■ DIRECTIONS FOR THIS TASK ■
Copy out all the lines in the records that include the word "data".

■ RECORDS SHOWN ■
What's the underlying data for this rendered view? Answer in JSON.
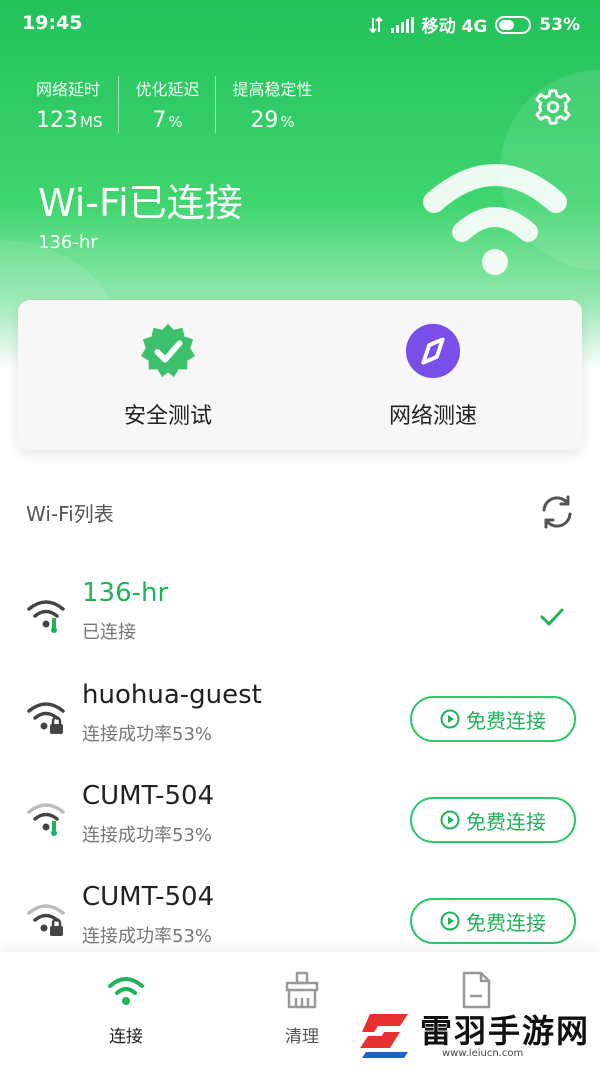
{
  "status_bar": {
    "time": "19:45",
    "carrier": "移动 4G",
    "battery": "53%",
    "battery_level": 0.53
  },
  "stats": [
    {
      "label": "网络延时",
      "value": "123",
      "unit": "MS"
    },
    {
      "label": "优化延迟",
      "value": "7",
      "unit": "%"
    },
    {
      "label": "提高稳定性",
      "value": "29",
      "unit": "%"
    }
  ],
  "connection": {
    "title": "Wi-Fi已连接",
    "ssid": "136-hr"
  },
  "actions": {
    "security_test": "安全测试",
    "speed_test": "网络测速"
  },
  "wifi_list": {
    "title": "Wi-Fi列表",
    "items": [
      {
        "name": "136-hr",
        "status": "已连接",
        "connected": true
      },
      {
        "name": "huohua-guest",
        "status": "连接成功率53%",
        "button": "免费连接"
      },
      {
        "name": "CUMT-504",
        "status": "连接成功率53%",
        "button": "免费连接"
      },
      {
        "name": "CUMT-504",
        "status": "连接成功率53%",
        "button": "免费连接"
      }
    ]
  },
  "tabs": [
    {
      "label": "连接",
      "active": true
    },
    {
      "label": "清理",
      "active": false
    },
    {
      "label": "",
      "active": false
    }
  ],
  "watermark": {
    "text": "雷羽手游网",
    "url": "www.leiucn.com"
  },
  "colors": {
    "brand_green": "#22c15a",
    "accent_text_green": "#20b25a",
    "purple": "#7a4ee8"
  },
  "icons": {
    "settings": "gear-icon",
    "refresh": "refresh-icon",
    "connected": "check-icon"
  }
}
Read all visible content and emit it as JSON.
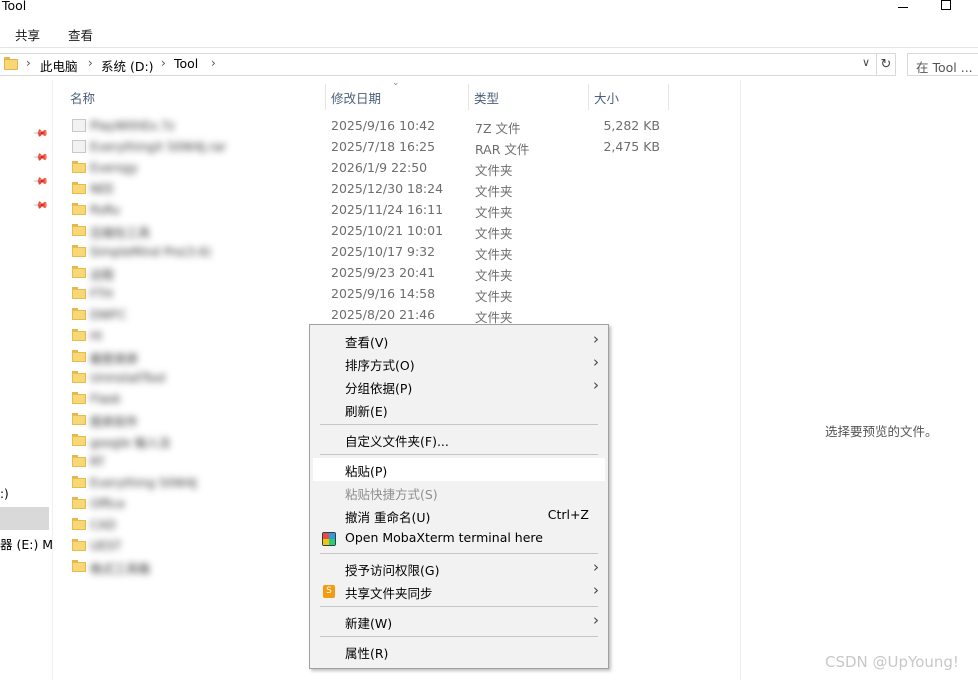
{
  "window": {
    "title": "Tool"
  },
  "ribbon": {
    "tabs": [
      "共享",
      "查看"
    ]
  },
  "address": {
    "breadcrumbs": [
      "此电脑",
      "系统 (D:)",
      "Tool"
    ],
    "dropdown_glyph": "∨",
    "refresh_glyph": "↻",
    "search_placeholder": "在 Tool ..."
  },
  "nav": {
    "drive_1": ":)",
    "drive_2": "器 (E:) M"
  },
  "columns": {
    "name": "名称",
    "modified": "修改日期",
    "type": "类型",
    "size": "大小"
  },
  "files": [
    {
      "icon": "archive",
      "name": "PlayWithEx.7z",
      "date": "2025/9/16 10:42",
      "type": "7Z 文件",
      "size": "5,282 KB"
    },
    {
      "icon": "archive",
      "name": "EverythingX 50W4J.rar",
      "date": "2025/7/18 16:25",
      "type": "RAR 文件",
      "size": "2,475 KB"
    },
    {
      "icon": "folder",
      "name": "Eversgy",
      "date": "2026/1/9 22:50",
      "type": "文件夹",
      "size": ""
    },
    {
      "icon": "folder",
      "name": "NEE",
      "date": "2025/12/30 18:24",
      "type": "文件夹",
      "size": ""
    },
    {
      "icon": "folder",
      "name": "RsRu",
      "date": "2025/11/24 16:11",
      "type": "文件夹",
      "size": ""
    },
    {
      "icon": "folder",
      "name": "压缩包工具",
      "date": "2025/10/21 10:01",
      "type": "文件夹",
      "size": ""
    },
    {
      "icon": "folder",
      "name": "SimpleMind Pro(3.6)",
      "date": "2025/10/17 9:32",
      "type": "文件夹",
      "size": ""
    },
    {
      "icon": "folder",
      "name": "远程",
      "date": "2025/9/23 20:41",
      "type": "文件夹",
      "size": ""
    },
    {
      "icon": "folder",
      "name": "FTH",
      "date": "2025/9/16 14:58",
      "type": "文件夹",
      "size": ""
    },
    {
      "icon": "folder",
      "name": "DWFC",
      "date": "2025/8/20 21:46",
      "type": "文件夹",
      "size": ""
    },
    {
      "icon": "folder",
      "name": "Hi",
      "date": "",
      "type": "",
      "size": ""
    },
    {
      "icon": "folder",
      "name": "截图录屏",
      "date": "",
      "type": "",
      "size": ""
    },
    {
      "icon": "folder",
      "name": "UninstallTool",
      "date": "",
      "type": "",
      "size": ""
    },
    {
      "icon": "folder",
      "name": "Flask",
      "date": "",
      "type": "",
      "size": ""
    },
    {
      "icon": "folder",
      "name": "图表软件",
      "date": "",
      "type": "",
      "size": ""
    },
    {
      "icon": "folder",
      "name": "google 输入法",
      "date": "",
      "type": "",
      "size": ""
    },
    {
      "icon": "folder",
      "name": "RT",
      "date": "",
      "type": "",
      "size": ""
    },
    {
      "icon": "folder",
      "name": "Everything 50W4J",
      "date": "",
      "type": "",
      "size": ""
    },
    {
      "icon": "folder",
      "name": "Office",
      "date": "",
      "type": "",
      "size": ""
    },
    {
      "icon": "folder",
      "name": "CAD",
      "date": "",
      "type": "",
      "size": ""
    },
    {
      "icon": "folder",
      "name": "UEST",
      "date": "",
      "type": "",
      "size": ""
    },
    {
      "icon": "folder",
      "name": "格式工具箱",
      "date": "",
      "type": "",
      "size": ""
    }
  ],
  "preview": {
    "empty_text": "选择要预览的文件。"
  },
  "context_menu": {
    "items": [
      {
        "label": "查看(V)",
        "submenu": true
      },
      {
        "label": "排序方式(O)",
        "submenu": true
      },
      {
        "label": "分组依据(P)",
        "submenu": true
      },
      {
        "label": "刷新(E)"
      },
      {
        "label": "自定义文件夹(F)..."
      },
      {
        "label": "粘贴(P)",
        "highlighted": true
      },
      {
        "label": "粘贴快捷方式(S)",
        "disabled": true
      },
      {
        "label": "撤消 重命名(U)",
        "shortcut": "Ctrl+Z"
      },
      {
        "label": "Open MobaXterm terminal here",
        "icon": "mobaxterm-icon"
      },
      {
        "label": "授予访问权限(G)",
        "submenu": true
      },
      {
        "label": "共享文件夹同步",
        "submenu": true,
        "icon": "sync-icon",
        "icon_glyph": "S"
      },
      {
        "label": "新建(W)",
        "submenu": true
      },
      {
        "label": "属性(R)"
      }
    ],
    "arrow_glyph": "›"
  },
  "watermark": "CSDN @UpYoung!",
  "colors": {
    "folder": "#f8d775",
    "header_text": "#4c607a",
    "menu_bg": "#f2f2f2",
    "selection": "#d9d9d9"
  }
}
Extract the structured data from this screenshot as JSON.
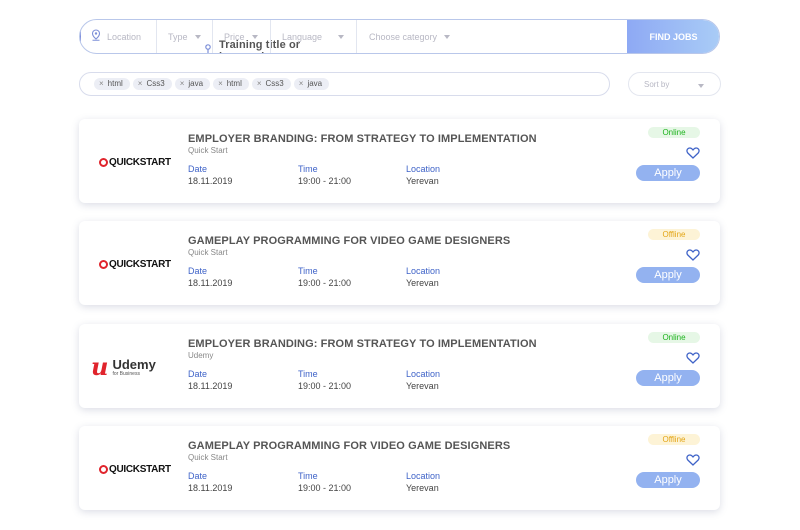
{
  "search": {
    "title_placeholder": "Training title or keywords",
    "location_placeholder": "Location",
    "type_label": "Type",
    "price_label": "Price",
    "language_label": "Language",
    "category_label": "Choose category",
    "find_button": "FIND JOBS"
  },
  "tags": [
    "html",
    "Css3",
    "java",
    "html",
    "Css3",
    "java"
  ],
  "sort_label": "Sort by",
  "colors": {
    "accent": "#3f63c8",
    "apply_button": "#93b2f0",
    "online": "#1db31d",
    "offline": "#e3a515"
  },
  "labels": {
    "date": "Date",
    "time": "Time",
    "location": "Location",
    "apply": "Apply"
  },
  "cards": [
    {
      "logo": "QUICKSTART",
      "title": "EMPLOYER BRANDING: FROM STRATEGY TO IMPLEMENTATION",
      "company": "Quick Start",
      "date": "18.11.2019",
      "time": "19:00 - 21:00",
      "location": "Yerevan",
      "status": "Online"
    },
    {
      "logo": "QUICKSTART",
      "title": "GAMEPLAY PROGRAMMING FOR VIDEO GAME DESIGNERS",
      "company": "Quick Start",
      "date": "18.11.2019",
      "time": "19:00 - 21:00",
      "location": "Yerevan",
      "status": "Offline"
    },
    {
      "logo": "Udemy",
      "logo_sub": "for Business",
      "title": "EMPLOYER BRANDING: FROM STRATEGY TO IMPLEMENTATION",
      "company": "Udemy",
      "date": "18.11.2019",
      "time": "19:00 - 21:00",
      "location": "Yerevan",
      "status": "Online"
    },
    {
      "logo": "QUICKSTART",
      "title": "GAMEPLAY PROGRAMMING FOR VIDEO GAME DESIGNERS",
      "company": "Quick Start",
      "date": "18.11.2019",
      "time": "19:00 - 21:00",
      "location": "Yerevan",
      "status": "Offline"
    }
  ]
}
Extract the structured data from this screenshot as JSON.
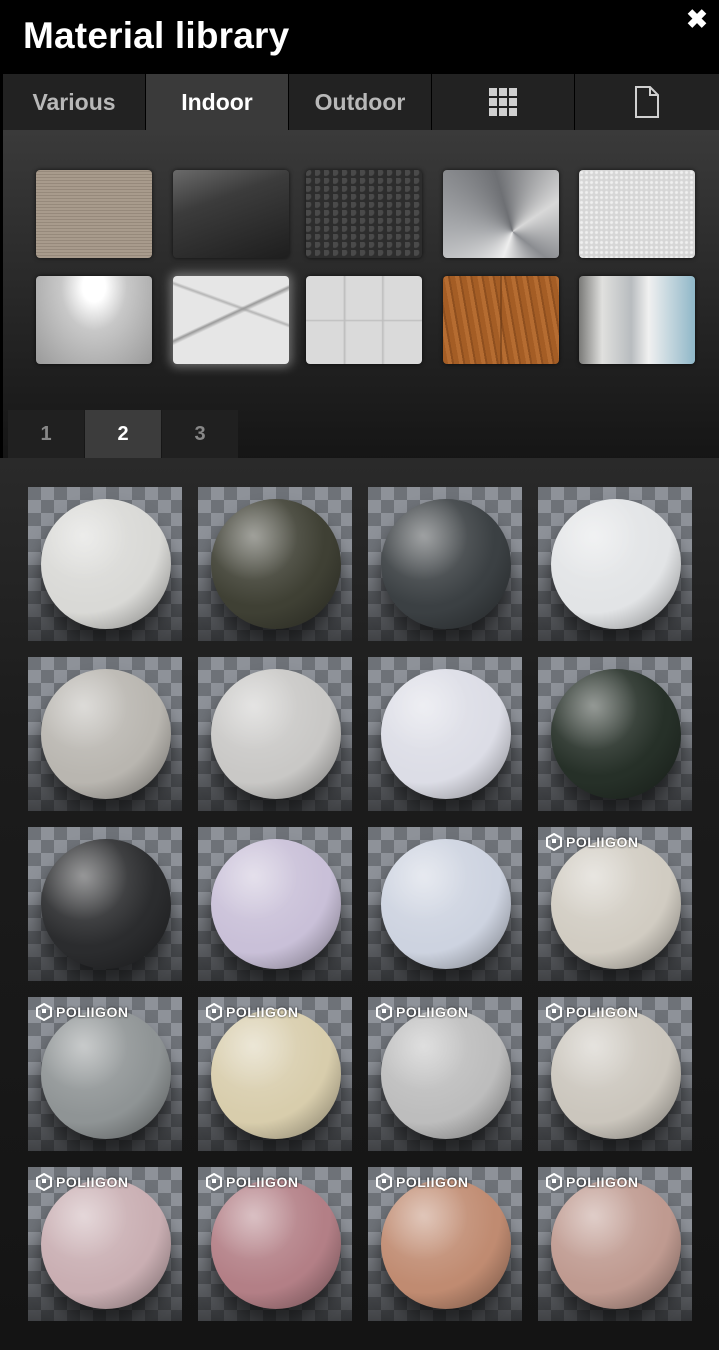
{
  "window": {
    "title": "Material library",
    "close_label": "✖"
  },
  "tabs": [
    {
      "label": "Various",
      "active": false
    },
    {
      "label": "Indoor",
      "active": true
    },
    {
      "label": "Outdoor",
      "active": false
    },
    {
      "label": "",
      "icon": "grid-icon"
    },
    {
      "label": "",
      "icon": "document-icon"
    }
  ],
  "thumbnails": [
    {
      "name": "fabric",
      "color": "#cfc7bd"
    },
    {
      "name": "glass",
      "color": "#3c3c3c"
    },
    {
      "name": "leather",
      "color": "#2d2d2d"
    },
    {
      "name": "brushed-metal",
      "color": "#a9abae"
    },
    {
      "name": "plaster",
      "color": "#d6d6d6"
    },
    {
      "name": "glossy-white",
      "color": "#c8c8c8"
    },
    {
      "name": "marble",
      "color": "#e6e6e6",
      "selected": true
    },
    {
      "name": "tiles",
      "color": "#dadada"
    },
    {
      "name": "wood",
      "color": "#a45d25"
    },
    {
      "name": "mirror",
      "color": "#b8bcbf"
    }
  ],
  "pages": [
    {
      "label": "1",
      "active": false
    },
    {
      "label": "2",
      "active": true
    },
    {
      "label": "3",
      "active": false
    }
  ],
  "materials": [
    {
      "color": "#d9d9d6",
      "badge": ""
    },
    {
      "color": "#3f4034",
      "badge": ""
    },
    {
      "color": "#3b4043",
      "badge": ""
    },
    {
      "color": "#e2e4e6",
      "badge": ""
    },
    {
      "color": "#b9b6b0",
      "badge": ""
    },
    {
      "color": "#c9c8c6",
      "badge": ""
    },
    {
      "color": "#dcdde6",
      "badge": ""
    },
    {
      "color": "#263028",
      "badge": ""
    },
    {
      "color": "#2b2c2e",
      "badge": ""
    },
    {
      "color": "#c9c0d8",
      "badge": ""
    },
    {
      "color": "#cdd3e0",
      "badge": ""
    },
    {
      "color": "#d1ccc2",
      "badge": "POLIIGON"
    },
    {
      "color": "#8f9495",
      "badge": "POLIIGON"
    },
    {
      "color": "#d8cdac",
      "badge": "POLIIGON"
    },
    {
      "color": "#bdbdbd",
      "badge": "POLIIGON"
    },
    {
      "color": "#cbc6bd",
      "badge": "POLIIGON"
    },
    {
      "color": "#c9aeb2",
      "badge": "POLIIGON"
    },
    {
      "color": "#b37f86",
      "badge": "POLIIGON"
    },
    {
      "color": "#c08b71",
      "badge": "POLIIGON"
    },
    {
      "color": "#bf9a90",
      "badge": "POLIIGON"
    }
  ]
}
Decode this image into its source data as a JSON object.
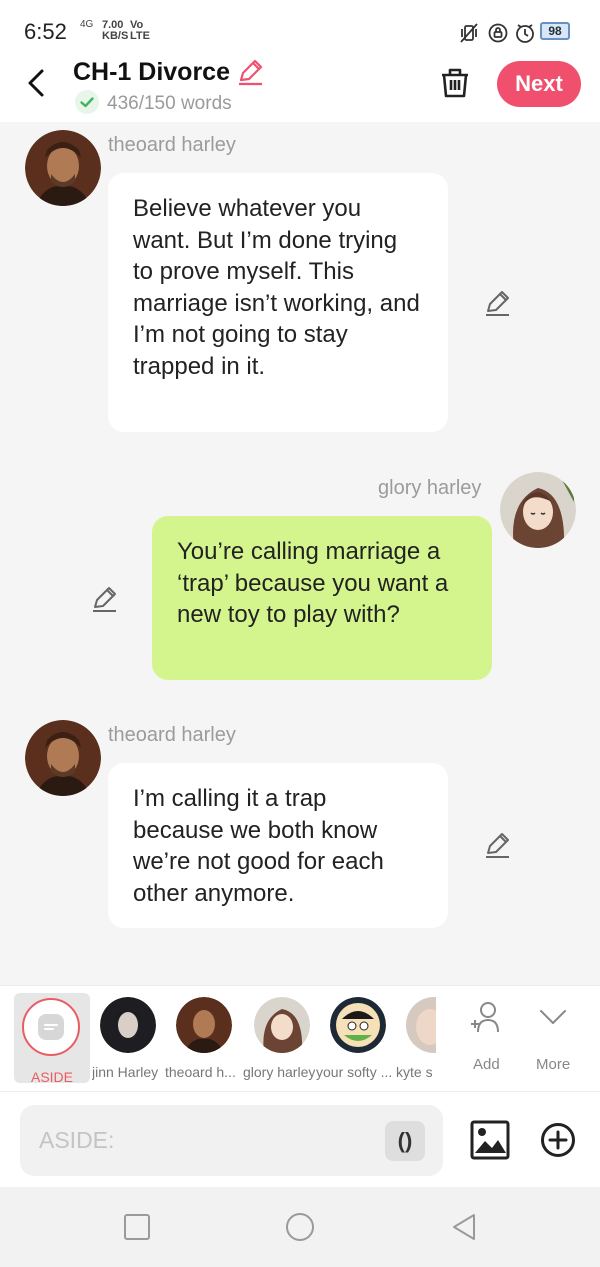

■ RESULT OF THE EXERCISE ■
What's the underlying data for this rendered view? Answer in JSON.
Extract the structured data from this screenshot as JSON.
Extract the structured data from this screenshot as JSON.
Decode this image into its source data as a JSON object.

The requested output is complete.